**Document passage:**
■ ■ ■ ■
Bondholders however are protected by a legal structure that requires Ohio to deliver all of Hamilton County's sales tax revenue directly to the bond trustee, which then releases the remainder not needed for debt service to the county. The bonds are also structured with a gross-revenue pledge that elevates debt service payments above all other obligations, including operating costs.

The county's sales tax revenues have rebounded over the last five years, increasing on average by 4.6% annually.  Over the past three years alone, pledged sales taxes have increased by an annual average rate of 5.4%, most recently growing 5.2% to $78 million in 2015, according to Moody's.

The county budgeted for 1.0% growth in 2016, but year-to-date collections reflect a 3.8% increase. The county projects 1.5% annual growth thereafter. "The sales tax debt is supported by the county's large and diverse tax base and positive trend in sales tax revenue with improving coverage," said Stratford Shields, managing director at RBC Capital markets.

Stadium operating costs averaged $11.6 million in the five years through fiscal 2014, Moody's said. The 0.5% dedicated sales tax provided $74.1 million of revenue in fiscal 2014, compared to combined debt service, operating costs and school payments of $64.5 million.
■ ■ ■ ■
**Short task 1:** In the Hamilton County bond passage, what amount did pledged sales taxes reach in 2015?
**Short task 2:** Please extend the Hamilton County bond passage, picking up right after its final sentence.

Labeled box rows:
■ ■ ■ ■
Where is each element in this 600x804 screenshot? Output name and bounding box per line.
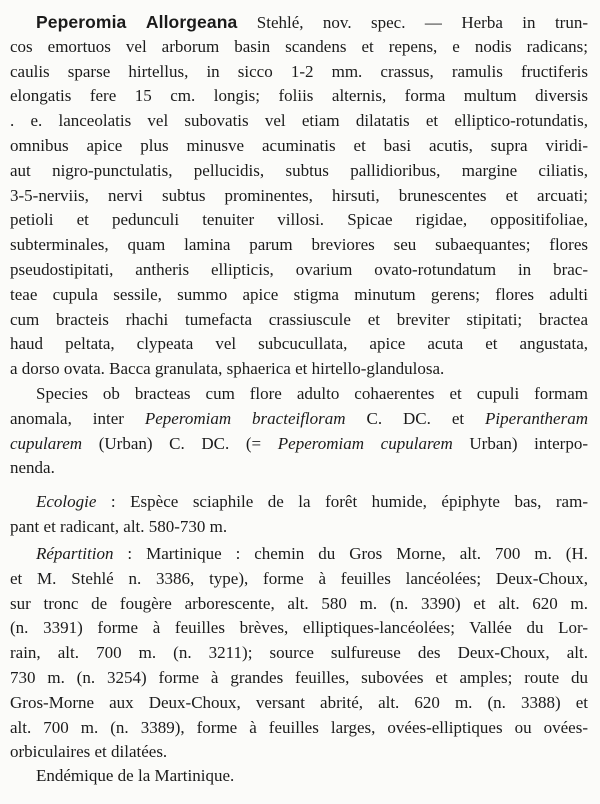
taxon-name: Peperomiam bracteifloram xyxy=(144,408,346,428)
note-text: anomala, inter xyxy=(10,408,145,428)
description-line: cos emortuos vel arborum basin scandens et repens, e nodis radicans; xyxy=(10,36,588,56)
description-line: 3-5-nerviis, nervi subtus prominentes, hirsuti, brunescentes et arcuati; xyxy=(10,185,588,205)
description-line: cum bracteis rhachi tumefacta crassiuscule et breviter stipitati; bractea xyxy=(10,309,588,329)
note-line: Species ob bracteas cum flore adulto cohaerentes et cupuli formam xyxy=(36,384,588,403)
repartition-text: Martinique : chemin du Gros Morne, alt. 700 m. (H. xyxy=(146,544,588,563)
description-line: a dorso ovata. Bacca granulata, sphaerica et hirtello-glandulosa. xyxy=(10,359,445,379)
repartition-line: alt. 700 m. (n. 3389), forme à feuilles larges, ovées-elliptiques ou ovées- xyxy=(10,717,588,737)
repartition-line: orbiculaires et dilatées. xyxy=(10,742,168,762)
taxon-name: cupularem xyxy=(10,433,83,453)
description-line: elongatis fere 15 cm. longis; foliis alternis, forma multum diversis xyxy=(10,86,588,106)
description-line: aut nigro-punctulatis, pellucidis, subtus pallidioribus, margine ciliatis, xyxy=(10,160,588,180)
ecologie-line: pant et radicant, alt. 580-730 m. xyxy=(10,516,228,536)
species-note-paragraph xyxy=(10,382,588,481)
description-line: caulis sparse hirtellus, in sicco 1-2 mm. crassus, ramulis fructiferis xyxy=(10,61,588,81)
repartition-line: 730 m. (n. 3254) forme à grandes feuilles, subovées et amples; route du xyxy=(10,667,588,687)
note-line xyxy=(10,432,588,457)
ecologie-paragraph xyxy=(10,490,588,540)
repartition-line: Gros-Morne aux Deux-Choux, versant abrité, alt. 620 m. (n. 3388) et xyxy=(10,692,588,712)
note-line: nenda. xyxy=(10,458,55,478)
note-text: Urban) interpo- xyxy=(452,433,588,453)
description-line: teae cupula sessile, summo apice stigma minutum gerens; flores adulti xyxy=(10,284,588,304)
repartition-line: sur tronc de fougère arborescente, alt. 580 m. (n. 3390) et alt. 620 m. xyxy=(10,593,588,613)
ecologie-line xyxy=(10,490,588,515)
description-line: . e. lanceolatis vel subovatis vel etiam dilatatis et elliptico-rotundatis, xyxy=(10,111,588,131)
repartition-line: rain, alt. 700 m. (n. 3211); source sulfureuse des Deux-Choux, alt. xyxy=(10,643,588,663)
description-line: pseudostipitati, antheris ellipticis, ovarium ovato-rotundatum in brac- xyxy=(10,259,588,279)
repartition-line: et M. Stehlé n. 3386, type), forme à feuilles lancéolées; Deux-Choux, xyxy=(10,568,588,588)
repartition-line xyxy=(10,542,588,567)
endemic-line: Endémique de la Martinique. xyxy=(36,766,235,785)
repartition-paragraph xyxy=(10,542,588,765)
note-text: C. DC. et xyxy=(345,408,486,428)
note-text: (Urban) C. DC. (= xyxy=(82,433,278,453)
author-and-start: Stehlé, nov. spec. — Herba in trun- xyxy=(237,13,588,32)
note-line xyxy=(10,407,588,432)
endemic-paragraph xyxy=(10,764,588,789)
repartition-label: Répartition xyxy=(36,544,114,563)
taxon-name: Piperantheram xyxy=(485,408,588,428)
description-line: omnibus apice plus minusve acuminatis et basi acutis, supra viridi- xyxy=(10,135,588,155)
description-line: subterminales, quam lamina parum breviores seu subaequantes; flores xyxy=(10,235,588,255)
repartition-line: (n. 3391) forme à feuilles brèves, elliptiques-lancéolées; Vallée du Lor- xyxy=(10,618,588,638)
taxon-name: Peperomiam cupularem xyxy=(277,433,453,453)
ecologie-text: Espèce sciaphile de la forêt humide, épiphyte bas, ram- xyxy=(130,492,588,511)
description-line: haud peltata, clypeata vel subcucullata, apice acuta et angustata, xyxy=(10,334,588,354)
latin-description-paragraph xyxy=(10,10,588,382)
description-line: petioli et pedunculi tenuiter villosi. Spicae rigidae, oppositifoliae, xyxy=(10,210,588,230)
label-separator: : xyxy=(96,492,131,511)
species-name: Peperomia Allorgeana xyxy=(36,12,238,32)
label-separator: : xyxy=(113,544,147,563)
ecologie-label: Ecologie xyxy=(36,492,97,511)
description-line xyxy=(10,10,588,35)
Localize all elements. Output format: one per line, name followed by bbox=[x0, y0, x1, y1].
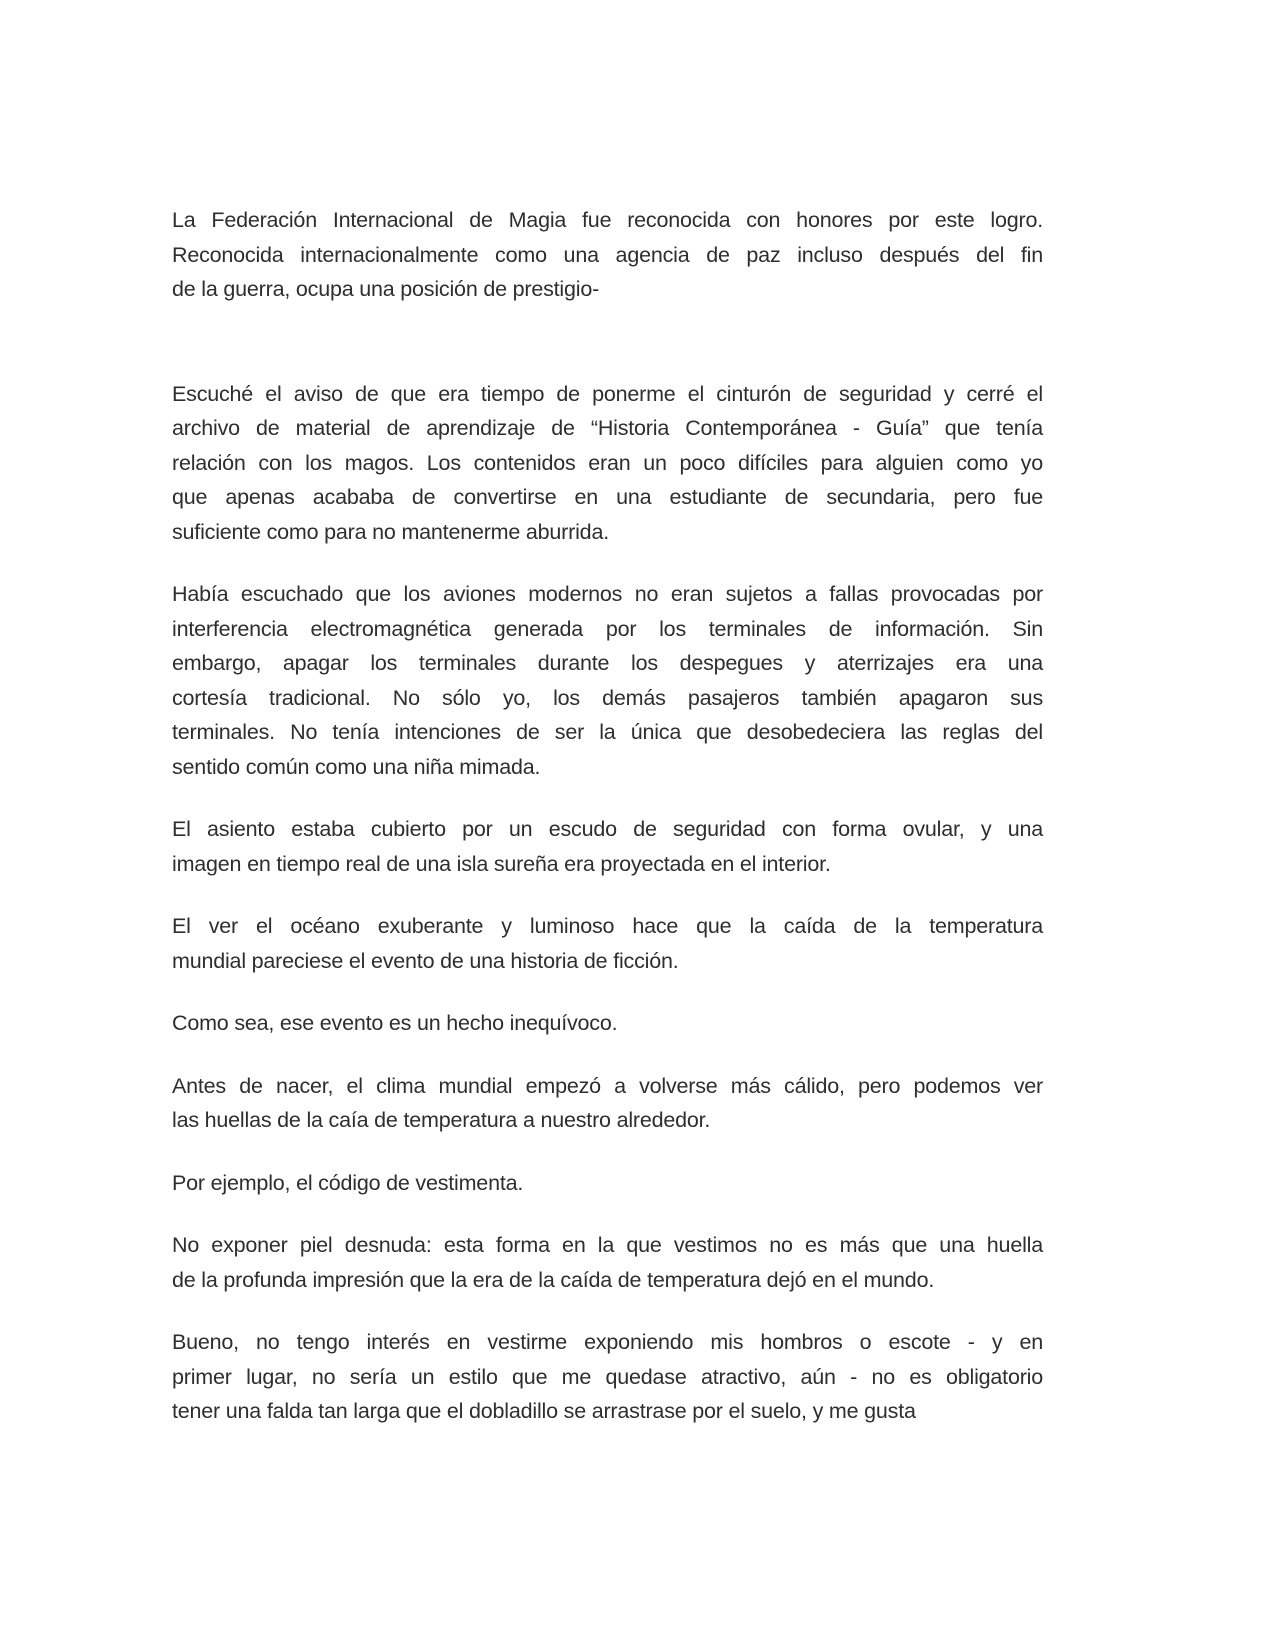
text-line: terminales. No tenía intenciones de ser la única que desobedeciera las reglas del bbox=[172, 720, 1043, 744]
paragraph bbox=[172, 203, 1043, 307]
text-line: que apenas acababa de convertirse en una estudiante de secundaria, pero fue bbox=[172, 485, 1043, 509]
paragraph bbox=[172, 1325, 1043, 1429]
paragraph bbox=[172, 1069, 1043, 1138]
paragraph bbox=[172, 1228, 1043, 1297]
text-line: Había escuchado que los aviones modernos no eran sujetos a fallas provocadas por bbox=[172, 582, 1043, 606]
text-line: Bueno, no tengo interés en vestirme exponiendo mis hombros o escote - y en bbox=[172, 1330, 1043, 1354]
text-line: Antes de nacer, el clima mundial empezó a volverse más cálido, pero podemos ver bbox=[172, 1073, 1043, 1098]
text-line: El ver el océano exuberante y luminoso hace que la caída de la temperatura bbox=[172, 914, 1043, 938]
text-line: mundial pareciese el evento de una historia de ficción. bbox=[172, 948, 679, 973]
document-body bbox=[172, 203, 1043, 1457]
text-line: La Federación Internacional de Magia fue reconocida con honores por este logro. bbox=[172, 208, 1043, 232]
text-line: de la profunda impresión que la era de la caída de temperatura dejó en el mundo. bbox=[172, 1267, 935, 1292]
text-line: No exponer piel desnuda: esta forma en la que vestimos no es más que una huella bbox=[172, 1233, 1043, 1257]
text-line: relación con los magos. Los contenidos eran un poco difíciles para alguien como yo bbox=[172, 450, 1043, 475]
text-line: archivo de material de aprendizaje de “Historia Contemporánea - Guía” que tenía bbox=[172, 416, 1043, 440]
text-line: El asiento estaba cubierto por un escudo de seguridad con forma ovular, y una bbox=[172, 817, 1043, 841]
text-line: Escuché el aviso de que era tiempo de ponerme el cinturón de seguridad y cerré el bbox=[172, 381, 1043, 406]
text-line: cortesía tradicional. No sólo yo, los demás pasajeros también apagaron sus bbox=[172, 685, 1043, 710]
text-line: Como sea, ese evento es un hecho inequívoco. bbox=[172, 1011, 618, 1035]
text-line: tener una falda tan larga que el dobladillo se arrastrase por el suelo, y me gusta bbox=[172, 1399, 916, 1423]
text-line: interferencia electromagnética generada por los terminales de información. Sin bbox=[172, 616, 1043, 641]
paragraph bbox=[172, 1006, 1043, 1041]
paragraph bbox=[172, 1166, 1043, 1201]
text-line: sentido común como una niña mimada. bbox=[172, 754, 541, 779]
paragraph bbox=[172, 577, 1043, 784]
paragraph bbox=[172, 377, 1043, 550]
text-line: las huellas de la caía de temperatura a nuestro alrededor. bbox=[172, 1108, 711, 1132]
text-line: Reconocida internacionalmente como una agencia de paz incluso después del fin bbox=[172, 242, 1043, 267]
paragraph bbox=[172, 812, 1043, 881]
text-line: embargo, apagar los terminales durante los despegues y aterrizajes era una bbox=[172, 651, 1043, 675]
paragraph bbox=[172, 909, 1043, 978]
text-line: imagen en tiempo real de una isla sureña era proyectada en el interior. bbox=[172, 851, 831, 876]
text-line: suficiente como para no mantenerme aburrida. bbox=[172, 519, 609, 544]
text-line: primer lugar, no sería un estilo que me quedase atractivo, aún - no es obligatorio bbox=[172, 1364, 1043, 1389]
text-line: Por ejemplo, el código de vestimenta. bbox=[172, 1170, 524, 1195]
text-line: de la guerra, ocupa una posición de prestigio- bbox=[172, 277, 600, 301]
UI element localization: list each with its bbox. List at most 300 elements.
■ ■ ■ ■
**Reply 1:** $78 million.

**Reply 2:**
Moody's warns that operating costs may rise as the stadiums age.

If sales tax collection were to drop significantly due to a drop in retail sales, there may insufficient funds to cover debt service on the bonds, according to deal documents.

"Although historical and projected sales tax collections and estimates indicate that collections from the additional .5% sales tax are greater than the amount needed to pay debt service on the bonds the County cannot guarantee that sales tax collection will continue at historical levels," the document said.

Moody's said this risk is mitigated by both the healthy general fund reserves as well as reserves held in the stadium funds.